33. Aquel sábado tan singular

33. Aquel sábado tan singular

La primera manifestación de Jesús en Cafarnaún iba a quedar marcada con fuerza en toda Galilea. Llega el sábado, y va Jesús a la sinagoga, grande y esbelta. Se leen la Ley, los Profetas, otros libros sagrados, y el rabino invita a quien lo desee a comentar la Palabra de Dios. Jesús acepta, y viene el pasmo de todos:

-Pero, ¿quién es este joven Maestro de Nazaret?… Su enseñar es nuevo, de profeta; habla con autoridad, y no como los escribas.

Y es que los rabinos, los escribas o doctores, repetían siempre: La Ley dice…, el Profeta enseña… Venía después la lista interminable de sentencias de rabinos, sin nada original del que había tomado la palabra.

Y ahora Jesús, no; como le oiremos después, dice con naturalidad: “Yo les digo…”, con lo cual la autoridad recaía toda sobre él, y, sin mencionar para nada su condición divina, insinuaba veladamente que era Dios.

Objetivo del ejercicio:
Copia otra vez el fragmento sobre aquel sábado en Cafarnaún, desde "La primera manifestación" hasta "que era Dios.", y sustituye "sinagoga" por "casa de oración".

Ítems:
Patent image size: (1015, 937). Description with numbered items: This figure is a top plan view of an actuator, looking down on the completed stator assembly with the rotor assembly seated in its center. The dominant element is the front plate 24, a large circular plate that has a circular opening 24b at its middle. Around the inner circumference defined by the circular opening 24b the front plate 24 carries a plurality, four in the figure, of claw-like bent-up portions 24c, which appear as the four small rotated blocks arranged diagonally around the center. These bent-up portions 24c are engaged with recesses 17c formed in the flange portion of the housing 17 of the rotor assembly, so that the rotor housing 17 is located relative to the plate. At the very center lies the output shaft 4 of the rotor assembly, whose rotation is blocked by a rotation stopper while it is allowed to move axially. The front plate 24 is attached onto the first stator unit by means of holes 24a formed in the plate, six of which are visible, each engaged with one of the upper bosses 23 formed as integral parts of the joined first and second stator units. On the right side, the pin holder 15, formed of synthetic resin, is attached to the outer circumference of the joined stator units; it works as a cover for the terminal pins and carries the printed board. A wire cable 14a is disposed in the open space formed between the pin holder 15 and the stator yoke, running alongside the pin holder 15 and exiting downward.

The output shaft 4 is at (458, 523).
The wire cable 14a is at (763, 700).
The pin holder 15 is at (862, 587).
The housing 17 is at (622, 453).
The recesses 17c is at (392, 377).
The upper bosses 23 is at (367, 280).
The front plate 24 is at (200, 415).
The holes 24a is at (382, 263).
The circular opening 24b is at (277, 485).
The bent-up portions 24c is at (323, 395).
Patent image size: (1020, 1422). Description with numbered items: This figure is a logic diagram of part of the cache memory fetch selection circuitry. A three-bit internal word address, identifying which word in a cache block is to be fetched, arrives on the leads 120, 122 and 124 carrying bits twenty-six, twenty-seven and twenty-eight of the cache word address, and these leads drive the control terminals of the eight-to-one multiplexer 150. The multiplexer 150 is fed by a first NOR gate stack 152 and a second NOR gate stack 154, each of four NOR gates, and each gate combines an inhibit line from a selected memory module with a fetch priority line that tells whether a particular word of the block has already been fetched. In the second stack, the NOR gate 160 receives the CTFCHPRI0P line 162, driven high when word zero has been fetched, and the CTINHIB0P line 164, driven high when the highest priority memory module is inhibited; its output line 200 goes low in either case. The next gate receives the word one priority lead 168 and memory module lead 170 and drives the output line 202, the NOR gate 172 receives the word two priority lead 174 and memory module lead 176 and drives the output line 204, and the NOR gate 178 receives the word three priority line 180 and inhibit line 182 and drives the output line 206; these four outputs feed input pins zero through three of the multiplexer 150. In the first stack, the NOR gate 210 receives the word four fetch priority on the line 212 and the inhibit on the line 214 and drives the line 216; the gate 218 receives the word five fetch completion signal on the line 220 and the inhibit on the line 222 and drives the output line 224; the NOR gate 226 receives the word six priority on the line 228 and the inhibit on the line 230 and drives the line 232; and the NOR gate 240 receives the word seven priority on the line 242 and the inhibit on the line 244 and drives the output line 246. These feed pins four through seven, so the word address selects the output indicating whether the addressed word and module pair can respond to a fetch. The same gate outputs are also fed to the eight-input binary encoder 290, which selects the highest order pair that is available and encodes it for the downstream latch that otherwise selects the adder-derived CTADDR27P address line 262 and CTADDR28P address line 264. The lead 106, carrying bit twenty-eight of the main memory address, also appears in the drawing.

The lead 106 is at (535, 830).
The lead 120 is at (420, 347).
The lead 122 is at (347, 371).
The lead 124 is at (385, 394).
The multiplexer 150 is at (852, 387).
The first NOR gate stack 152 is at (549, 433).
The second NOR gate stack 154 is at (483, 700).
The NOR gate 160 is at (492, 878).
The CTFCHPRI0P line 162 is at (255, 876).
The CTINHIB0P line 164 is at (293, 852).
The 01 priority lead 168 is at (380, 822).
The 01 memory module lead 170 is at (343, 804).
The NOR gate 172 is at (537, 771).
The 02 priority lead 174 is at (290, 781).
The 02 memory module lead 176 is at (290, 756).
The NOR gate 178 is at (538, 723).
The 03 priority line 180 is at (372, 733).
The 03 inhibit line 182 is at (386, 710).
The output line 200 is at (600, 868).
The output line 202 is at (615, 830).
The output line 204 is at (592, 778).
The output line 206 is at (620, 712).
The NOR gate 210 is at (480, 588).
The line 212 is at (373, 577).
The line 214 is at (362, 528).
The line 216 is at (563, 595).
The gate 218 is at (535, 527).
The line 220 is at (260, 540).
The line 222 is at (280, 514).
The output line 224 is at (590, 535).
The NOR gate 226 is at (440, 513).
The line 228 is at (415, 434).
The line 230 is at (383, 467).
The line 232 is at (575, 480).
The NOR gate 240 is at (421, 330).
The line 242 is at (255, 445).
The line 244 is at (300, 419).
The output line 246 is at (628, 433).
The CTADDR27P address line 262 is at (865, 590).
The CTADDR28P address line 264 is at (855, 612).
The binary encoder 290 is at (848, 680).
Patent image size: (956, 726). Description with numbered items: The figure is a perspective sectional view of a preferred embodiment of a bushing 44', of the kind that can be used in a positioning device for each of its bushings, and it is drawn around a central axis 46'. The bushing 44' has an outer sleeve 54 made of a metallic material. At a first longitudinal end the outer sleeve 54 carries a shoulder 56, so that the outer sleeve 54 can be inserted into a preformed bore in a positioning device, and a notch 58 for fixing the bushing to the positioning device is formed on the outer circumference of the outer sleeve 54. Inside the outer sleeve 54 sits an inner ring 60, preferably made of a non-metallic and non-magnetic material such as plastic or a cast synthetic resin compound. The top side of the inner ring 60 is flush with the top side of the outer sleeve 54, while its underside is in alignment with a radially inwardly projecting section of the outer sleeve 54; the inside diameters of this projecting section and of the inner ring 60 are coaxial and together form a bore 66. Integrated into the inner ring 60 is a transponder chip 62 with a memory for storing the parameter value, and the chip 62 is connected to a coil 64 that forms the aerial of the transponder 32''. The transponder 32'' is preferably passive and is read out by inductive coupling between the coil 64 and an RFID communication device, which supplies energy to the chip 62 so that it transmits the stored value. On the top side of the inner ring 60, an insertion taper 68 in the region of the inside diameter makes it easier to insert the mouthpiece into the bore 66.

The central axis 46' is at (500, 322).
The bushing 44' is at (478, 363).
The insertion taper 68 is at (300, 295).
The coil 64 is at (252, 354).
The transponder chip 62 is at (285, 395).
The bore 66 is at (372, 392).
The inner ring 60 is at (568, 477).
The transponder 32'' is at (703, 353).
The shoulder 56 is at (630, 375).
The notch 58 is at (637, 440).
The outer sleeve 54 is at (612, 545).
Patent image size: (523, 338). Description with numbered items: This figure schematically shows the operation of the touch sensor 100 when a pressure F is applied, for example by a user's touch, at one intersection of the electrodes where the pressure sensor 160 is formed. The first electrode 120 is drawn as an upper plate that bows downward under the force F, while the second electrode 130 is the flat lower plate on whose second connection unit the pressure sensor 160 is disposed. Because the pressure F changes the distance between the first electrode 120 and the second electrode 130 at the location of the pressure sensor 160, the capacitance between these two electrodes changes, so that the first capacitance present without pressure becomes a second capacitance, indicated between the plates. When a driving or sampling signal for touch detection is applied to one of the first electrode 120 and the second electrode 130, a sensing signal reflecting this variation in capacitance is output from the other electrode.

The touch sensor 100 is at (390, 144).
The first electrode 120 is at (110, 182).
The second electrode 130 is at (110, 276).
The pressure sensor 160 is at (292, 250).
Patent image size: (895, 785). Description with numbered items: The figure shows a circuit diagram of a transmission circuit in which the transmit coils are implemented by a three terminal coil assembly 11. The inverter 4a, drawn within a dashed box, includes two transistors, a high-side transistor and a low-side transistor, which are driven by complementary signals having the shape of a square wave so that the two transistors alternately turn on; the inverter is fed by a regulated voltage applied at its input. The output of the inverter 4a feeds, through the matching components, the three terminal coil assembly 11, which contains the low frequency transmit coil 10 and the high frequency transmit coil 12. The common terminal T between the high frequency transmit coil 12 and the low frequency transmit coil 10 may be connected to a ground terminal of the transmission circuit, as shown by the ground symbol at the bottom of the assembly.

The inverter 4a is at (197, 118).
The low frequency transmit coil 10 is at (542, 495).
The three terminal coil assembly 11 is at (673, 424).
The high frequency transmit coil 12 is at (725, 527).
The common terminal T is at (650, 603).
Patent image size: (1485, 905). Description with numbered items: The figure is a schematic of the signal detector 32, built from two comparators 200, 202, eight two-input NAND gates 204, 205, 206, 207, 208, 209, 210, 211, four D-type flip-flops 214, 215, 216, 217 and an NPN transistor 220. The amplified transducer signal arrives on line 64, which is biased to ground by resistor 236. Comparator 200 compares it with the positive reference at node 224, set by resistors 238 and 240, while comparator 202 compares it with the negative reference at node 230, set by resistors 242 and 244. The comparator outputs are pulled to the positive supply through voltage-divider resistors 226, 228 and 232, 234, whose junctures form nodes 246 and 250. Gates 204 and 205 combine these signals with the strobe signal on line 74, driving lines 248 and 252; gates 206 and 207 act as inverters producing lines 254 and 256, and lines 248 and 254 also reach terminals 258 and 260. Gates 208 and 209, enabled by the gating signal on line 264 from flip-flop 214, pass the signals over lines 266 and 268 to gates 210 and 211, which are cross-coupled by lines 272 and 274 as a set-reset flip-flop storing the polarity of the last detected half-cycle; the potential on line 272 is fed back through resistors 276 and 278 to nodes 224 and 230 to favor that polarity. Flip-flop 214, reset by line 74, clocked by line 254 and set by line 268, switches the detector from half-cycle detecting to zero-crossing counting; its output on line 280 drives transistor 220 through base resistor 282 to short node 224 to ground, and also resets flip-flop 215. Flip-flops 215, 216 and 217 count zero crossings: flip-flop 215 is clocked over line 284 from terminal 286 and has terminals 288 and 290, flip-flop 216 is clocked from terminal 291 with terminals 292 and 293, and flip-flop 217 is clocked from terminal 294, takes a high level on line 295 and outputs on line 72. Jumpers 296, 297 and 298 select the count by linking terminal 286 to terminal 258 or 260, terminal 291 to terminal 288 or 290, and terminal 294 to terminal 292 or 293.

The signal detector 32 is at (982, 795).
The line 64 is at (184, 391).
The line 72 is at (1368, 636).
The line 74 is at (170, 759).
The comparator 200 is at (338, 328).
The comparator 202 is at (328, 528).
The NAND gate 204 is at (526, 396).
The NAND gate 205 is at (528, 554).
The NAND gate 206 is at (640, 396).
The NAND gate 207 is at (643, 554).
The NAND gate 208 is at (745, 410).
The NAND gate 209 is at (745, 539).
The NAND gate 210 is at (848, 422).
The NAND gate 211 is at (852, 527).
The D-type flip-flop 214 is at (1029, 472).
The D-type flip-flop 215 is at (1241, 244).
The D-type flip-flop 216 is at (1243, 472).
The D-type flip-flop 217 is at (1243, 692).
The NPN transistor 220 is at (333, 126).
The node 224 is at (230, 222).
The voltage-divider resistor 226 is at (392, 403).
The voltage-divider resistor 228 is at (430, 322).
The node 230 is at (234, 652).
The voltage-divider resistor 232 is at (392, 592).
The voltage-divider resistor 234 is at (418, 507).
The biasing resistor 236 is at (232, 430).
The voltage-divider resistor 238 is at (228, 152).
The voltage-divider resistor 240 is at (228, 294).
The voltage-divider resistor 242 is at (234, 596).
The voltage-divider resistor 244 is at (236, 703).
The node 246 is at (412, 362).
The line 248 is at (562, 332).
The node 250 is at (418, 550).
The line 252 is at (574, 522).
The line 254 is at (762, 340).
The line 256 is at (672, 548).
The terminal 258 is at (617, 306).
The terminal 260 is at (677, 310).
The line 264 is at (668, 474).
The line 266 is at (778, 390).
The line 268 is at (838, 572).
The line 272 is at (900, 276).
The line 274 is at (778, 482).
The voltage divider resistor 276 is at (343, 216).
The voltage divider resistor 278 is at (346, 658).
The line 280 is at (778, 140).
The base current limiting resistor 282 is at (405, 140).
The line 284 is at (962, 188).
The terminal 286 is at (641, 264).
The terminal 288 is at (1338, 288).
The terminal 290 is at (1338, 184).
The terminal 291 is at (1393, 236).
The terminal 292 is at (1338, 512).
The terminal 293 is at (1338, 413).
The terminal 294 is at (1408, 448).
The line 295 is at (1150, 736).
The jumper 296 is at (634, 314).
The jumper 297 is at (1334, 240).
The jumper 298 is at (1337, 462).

Respuesta escrita:
La primera manifestación de Jesús en Cafarnaún iba a quedar marcada con fuerza en toda Galilea. Llega el sábado, y va Jesús a la casa de oración, grande y esbelta. Se leen la Ley, los Profetas, otros libros sagrados, y el rabino invita a quien lo desee a comentar la Palabra de Dios. Jesús acepta, y viene el pasmo de todos:

-Pero, ¿quién es este joven Maestro de Nazaret?… Su enseñar es nuevo, de profeta; habla con autoridad, y no como los escribas.

Y es que los rabinos, los escribas o doctores, repetían siempre: La Ley dice…, el Profeta enseña… Venía después la lista interminable de sentencias de rabinos, sin nada original del que había tomado la palabra.

Y ahora Jesús, no; como le oiremos después, dice con naturalidad: “Yo les digo…”, con lo cual la autoridad recaía toda sobre él, y, sin mencionar para nada su condición divina, insinuaba veladamente que era Dios.